TASK REQUIREMENTS: Draw out every line with the word "организации" from the listing below.

SUPPLIED DATA:
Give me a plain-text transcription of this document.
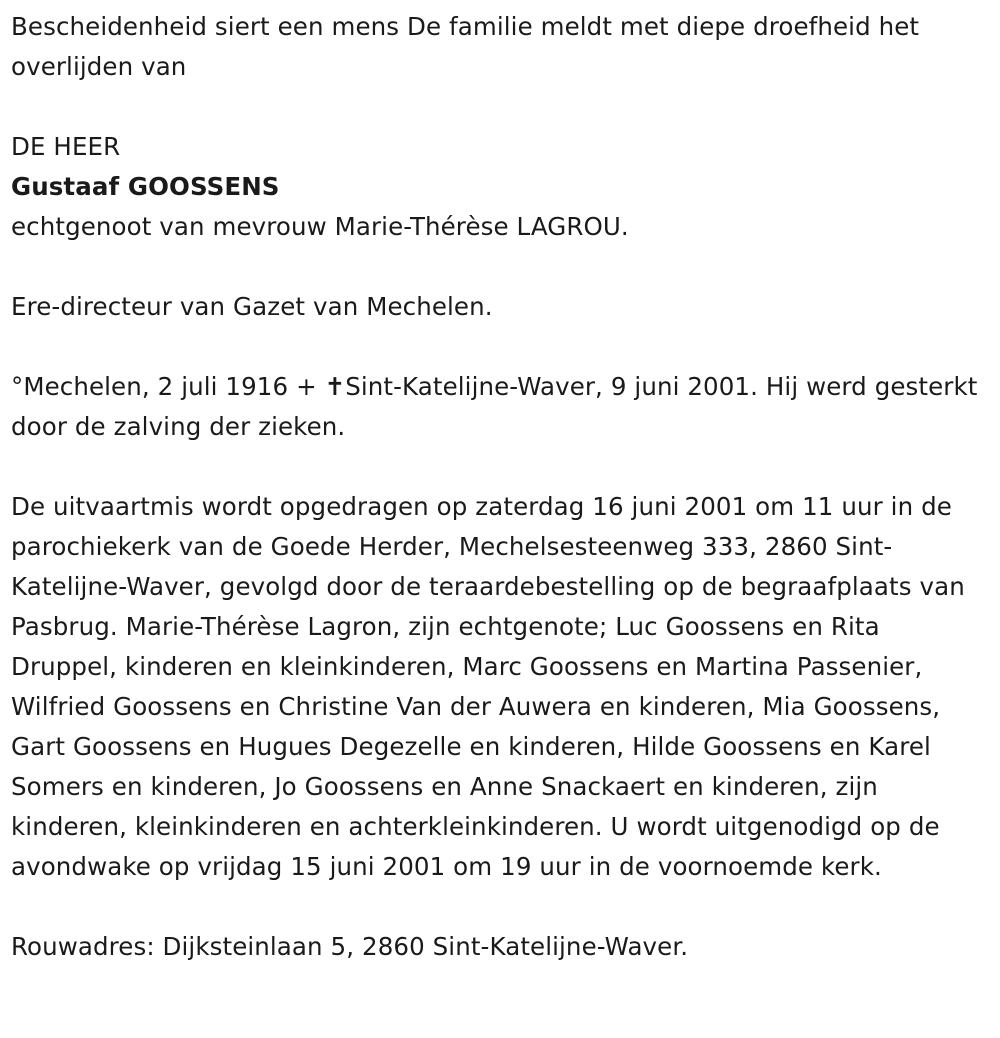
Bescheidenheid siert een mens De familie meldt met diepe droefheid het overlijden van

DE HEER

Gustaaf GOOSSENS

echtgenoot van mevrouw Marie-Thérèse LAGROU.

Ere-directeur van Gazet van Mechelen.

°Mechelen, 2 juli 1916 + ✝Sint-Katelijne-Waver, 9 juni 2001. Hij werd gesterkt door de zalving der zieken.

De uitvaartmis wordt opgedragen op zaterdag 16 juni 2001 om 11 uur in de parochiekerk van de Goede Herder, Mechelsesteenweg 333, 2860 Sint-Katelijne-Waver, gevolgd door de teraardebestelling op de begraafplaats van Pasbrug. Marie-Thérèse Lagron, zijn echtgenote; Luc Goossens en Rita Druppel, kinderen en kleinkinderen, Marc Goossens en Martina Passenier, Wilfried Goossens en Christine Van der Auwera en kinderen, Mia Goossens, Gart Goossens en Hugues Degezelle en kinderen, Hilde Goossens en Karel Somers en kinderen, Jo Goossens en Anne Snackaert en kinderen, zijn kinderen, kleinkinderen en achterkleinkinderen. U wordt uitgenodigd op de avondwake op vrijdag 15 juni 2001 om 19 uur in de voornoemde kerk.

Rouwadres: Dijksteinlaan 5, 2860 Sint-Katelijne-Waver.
--
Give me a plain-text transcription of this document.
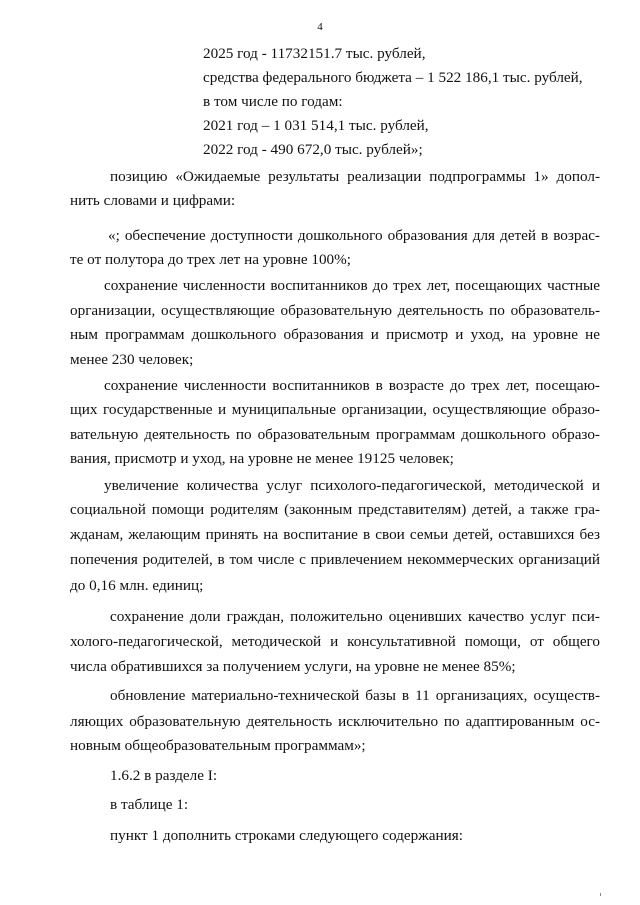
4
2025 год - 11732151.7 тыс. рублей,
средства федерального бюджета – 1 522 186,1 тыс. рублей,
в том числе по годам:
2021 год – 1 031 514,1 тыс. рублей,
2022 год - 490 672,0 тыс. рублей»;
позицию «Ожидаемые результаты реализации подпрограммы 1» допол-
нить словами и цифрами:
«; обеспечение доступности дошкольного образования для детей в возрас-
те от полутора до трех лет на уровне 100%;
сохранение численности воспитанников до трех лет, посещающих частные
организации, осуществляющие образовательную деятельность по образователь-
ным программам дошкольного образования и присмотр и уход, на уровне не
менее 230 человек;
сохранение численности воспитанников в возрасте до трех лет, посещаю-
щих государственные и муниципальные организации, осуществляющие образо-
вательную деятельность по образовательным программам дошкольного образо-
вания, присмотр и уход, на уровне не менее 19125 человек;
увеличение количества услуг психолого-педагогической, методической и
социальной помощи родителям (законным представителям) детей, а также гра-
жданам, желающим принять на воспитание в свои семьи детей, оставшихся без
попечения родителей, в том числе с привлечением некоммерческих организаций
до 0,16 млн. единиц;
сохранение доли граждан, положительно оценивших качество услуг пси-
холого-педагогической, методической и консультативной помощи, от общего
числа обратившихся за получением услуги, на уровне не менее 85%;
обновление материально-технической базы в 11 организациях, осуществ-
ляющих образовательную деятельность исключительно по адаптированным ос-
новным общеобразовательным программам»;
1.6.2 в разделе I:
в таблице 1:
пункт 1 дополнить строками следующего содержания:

FINISHED TASK:
организации, осуществляющие образовательную деятельность по образователь-
щих государственные и муниципальные организации, осуществляющие образо-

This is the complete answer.